### DOCUMENT SEGMENT

On Wed,  3 Jun 2026 11:24:12 -0700
Farhan Ali <alifm@linux.ibm.com> wrote:
> @@ -81,6 +52,47 @@ static bool is_driver_supported(struct pci_driver *driver)
>  	return true;
>  }
>  
> +static int zpci_store_pci_error(struct pci_dev *pdev,
> +				 struct zpci_ccdf_err *ccdf)
> +{
> +	struct zpci_dev *zdev = to_zpci(pdev);
> +	int i;
> +
> +	guard(mutex)(&zdev->pending_errs_lock);
> +	if (!zdev->pending_errs.mediated_recovery)
> +		return -EINVAL;
> +
> +	if (zdev->pending_errs.count >= ZPCI_ERR_PENDING_MAX) {
> +		pr_err("%s: Maximum number (%d) of pending error events queued\n",
> +		       pci_name(pdev), ZPCI_ERR_PENDING_MAX);

Is this really an err condition or just a warn?  Nothing is
fundamentally broken here, the queue is just full and we're losing
errors.  Maybe this should be a warn?

Can this create a DoS if a device continues to generate errors and
nobody is consuming them?  Userspace could ignore the error.  This
should probably be _ratelimited.

pr_err + pci_name suggests this should be a pci_ or dev_ call and since
the pci variant doesn't exist, use dev_warn_ratelimited().

> +		return -ENOMEM;
> +	}
> +
> +	i = zdev->pending_errs.tail % ZPCI_ERR_PENDING_MAX;
> +	memcpy(&zdev->pending_errs.err[i], ccdf, sizeof(struct zpci_ccdf_err));
> +	zdev->pending_errs.tail++;
> +	zdev->pending_errs.count++;
> +	return 0;
> +}
> +
> +void zpci_start_mediated_recovery(struct zpci_dev *zdev)

######

WORK TO COMPLETE>
1/ In the patch review, which call is recommended to replace pr_err?
2/ Condense the patch review paragraph beginning "Can this create a DoS" into a short bulleted list that keeps its main points.
The rows have no connection to the patch review.

### DATA ENTRIES

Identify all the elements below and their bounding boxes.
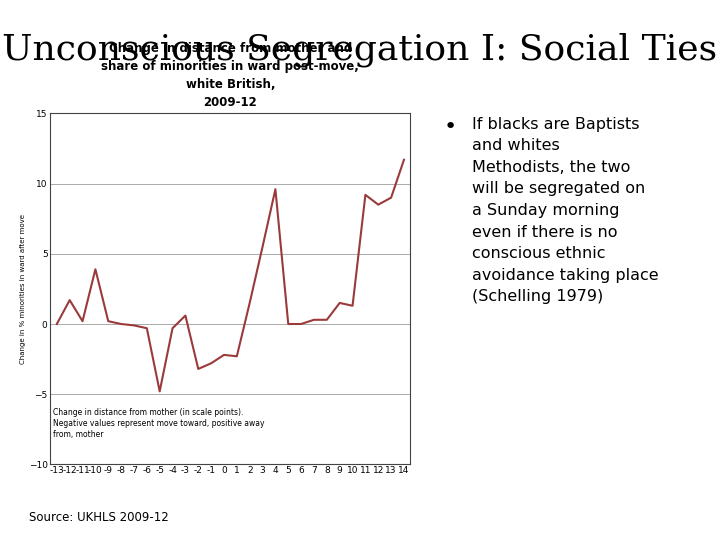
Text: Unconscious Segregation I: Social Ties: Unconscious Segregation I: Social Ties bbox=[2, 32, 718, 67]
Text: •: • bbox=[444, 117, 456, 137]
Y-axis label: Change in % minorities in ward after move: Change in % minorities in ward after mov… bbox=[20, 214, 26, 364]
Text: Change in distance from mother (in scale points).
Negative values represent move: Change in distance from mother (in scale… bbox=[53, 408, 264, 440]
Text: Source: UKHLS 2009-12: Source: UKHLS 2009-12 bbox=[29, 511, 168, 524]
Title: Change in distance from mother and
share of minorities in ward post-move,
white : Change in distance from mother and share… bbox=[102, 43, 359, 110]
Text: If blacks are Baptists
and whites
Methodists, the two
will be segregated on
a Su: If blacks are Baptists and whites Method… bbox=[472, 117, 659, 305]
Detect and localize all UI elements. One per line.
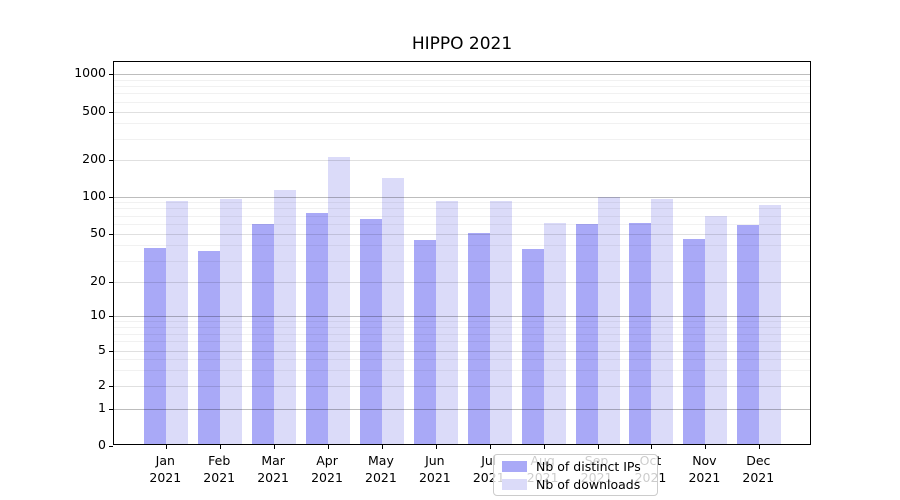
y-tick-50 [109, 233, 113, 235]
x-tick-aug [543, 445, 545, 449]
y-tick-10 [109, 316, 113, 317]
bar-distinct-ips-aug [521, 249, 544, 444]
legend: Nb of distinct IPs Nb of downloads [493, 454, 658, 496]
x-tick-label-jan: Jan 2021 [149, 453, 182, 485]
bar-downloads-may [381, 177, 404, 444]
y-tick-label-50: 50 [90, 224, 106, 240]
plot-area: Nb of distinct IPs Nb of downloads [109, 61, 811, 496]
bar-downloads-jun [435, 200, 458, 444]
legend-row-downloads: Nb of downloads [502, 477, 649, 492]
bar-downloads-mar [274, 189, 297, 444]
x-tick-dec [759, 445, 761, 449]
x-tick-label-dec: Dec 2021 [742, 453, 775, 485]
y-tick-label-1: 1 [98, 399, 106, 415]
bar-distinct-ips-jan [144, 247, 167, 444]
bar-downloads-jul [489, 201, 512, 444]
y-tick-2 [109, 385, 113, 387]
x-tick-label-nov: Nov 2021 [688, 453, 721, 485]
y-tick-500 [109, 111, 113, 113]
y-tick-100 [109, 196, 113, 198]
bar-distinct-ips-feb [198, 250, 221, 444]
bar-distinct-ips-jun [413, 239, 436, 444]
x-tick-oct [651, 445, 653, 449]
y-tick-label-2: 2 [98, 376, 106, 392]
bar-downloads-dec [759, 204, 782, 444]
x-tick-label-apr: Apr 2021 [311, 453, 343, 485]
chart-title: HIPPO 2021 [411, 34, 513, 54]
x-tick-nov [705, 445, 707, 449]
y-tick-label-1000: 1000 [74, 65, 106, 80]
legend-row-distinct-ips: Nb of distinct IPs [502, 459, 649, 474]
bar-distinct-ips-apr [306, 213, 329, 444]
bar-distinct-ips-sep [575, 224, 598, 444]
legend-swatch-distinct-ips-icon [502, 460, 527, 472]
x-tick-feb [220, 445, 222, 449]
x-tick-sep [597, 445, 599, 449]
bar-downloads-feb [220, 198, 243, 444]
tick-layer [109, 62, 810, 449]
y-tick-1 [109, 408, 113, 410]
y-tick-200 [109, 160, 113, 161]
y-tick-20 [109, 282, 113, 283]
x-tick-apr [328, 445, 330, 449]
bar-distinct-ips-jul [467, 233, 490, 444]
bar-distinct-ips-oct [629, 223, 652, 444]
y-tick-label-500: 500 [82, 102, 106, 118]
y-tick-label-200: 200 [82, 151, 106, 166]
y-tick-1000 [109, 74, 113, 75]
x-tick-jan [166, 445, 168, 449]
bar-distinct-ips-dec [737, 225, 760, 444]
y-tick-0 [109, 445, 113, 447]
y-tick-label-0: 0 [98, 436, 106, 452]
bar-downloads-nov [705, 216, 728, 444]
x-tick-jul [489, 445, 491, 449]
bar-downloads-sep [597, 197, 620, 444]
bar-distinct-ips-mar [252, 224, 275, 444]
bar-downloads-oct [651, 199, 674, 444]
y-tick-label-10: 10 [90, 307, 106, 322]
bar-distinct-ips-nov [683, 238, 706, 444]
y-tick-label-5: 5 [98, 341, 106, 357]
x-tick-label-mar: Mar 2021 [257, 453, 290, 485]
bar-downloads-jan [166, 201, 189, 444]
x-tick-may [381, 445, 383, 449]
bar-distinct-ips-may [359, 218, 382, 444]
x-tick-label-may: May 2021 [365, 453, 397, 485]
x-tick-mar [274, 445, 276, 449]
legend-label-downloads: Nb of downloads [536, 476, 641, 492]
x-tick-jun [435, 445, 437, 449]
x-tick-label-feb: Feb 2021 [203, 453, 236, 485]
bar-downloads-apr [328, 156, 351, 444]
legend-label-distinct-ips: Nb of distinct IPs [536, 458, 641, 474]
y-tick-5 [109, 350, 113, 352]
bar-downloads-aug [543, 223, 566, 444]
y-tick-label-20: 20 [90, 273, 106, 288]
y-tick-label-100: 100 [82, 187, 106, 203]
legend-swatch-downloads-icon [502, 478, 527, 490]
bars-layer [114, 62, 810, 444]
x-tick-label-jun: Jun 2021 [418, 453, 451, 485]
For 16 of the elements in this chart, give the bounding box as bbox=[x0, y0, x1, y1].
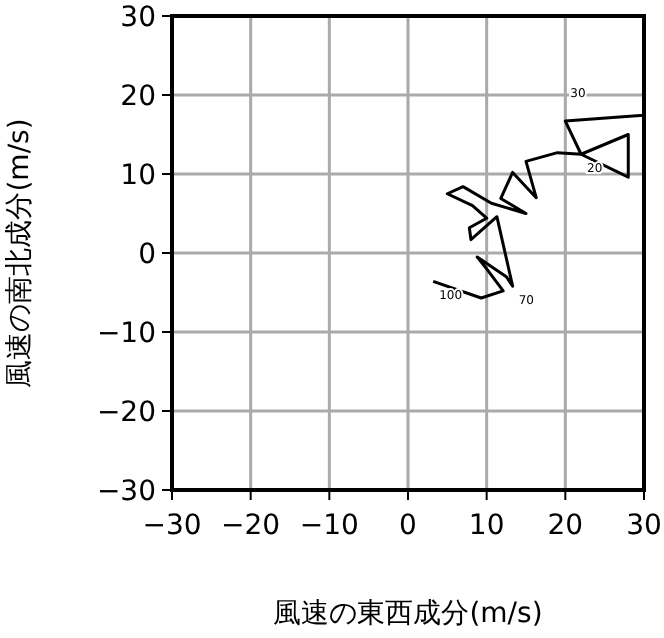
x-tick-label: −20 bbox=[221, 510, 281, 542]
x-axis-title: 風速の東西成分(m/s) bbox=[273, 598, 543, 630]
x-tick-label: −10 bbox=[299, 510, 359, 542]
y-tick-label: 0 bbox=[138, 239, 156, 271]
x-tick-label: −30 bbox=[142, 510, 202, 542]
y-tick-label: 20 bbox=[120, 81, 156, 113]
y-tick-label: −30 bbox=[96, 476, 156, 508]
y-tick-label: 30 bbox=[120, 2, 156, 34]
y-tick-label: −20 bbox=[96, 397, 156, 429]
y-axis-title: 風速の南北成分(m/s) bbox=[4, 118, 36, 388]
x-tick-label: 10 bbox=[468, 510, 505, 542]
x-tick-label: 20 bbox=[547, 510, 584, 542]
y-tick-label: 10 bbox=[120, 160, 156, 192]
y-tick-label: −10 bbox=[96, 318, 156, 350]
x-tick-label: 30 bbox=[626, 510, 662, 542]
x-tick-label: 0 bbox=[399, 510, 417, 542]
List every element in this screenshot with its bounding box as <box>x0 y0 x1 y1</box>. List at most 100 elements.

######

ANSWERS FOR THE TASKS>
1/ dev_warn_ratelimited()

2/
- A device that keeps generating errors that nobody consumes might create a DoS.
- Userspace could ignore the error.
- The message should probably be ratelimited.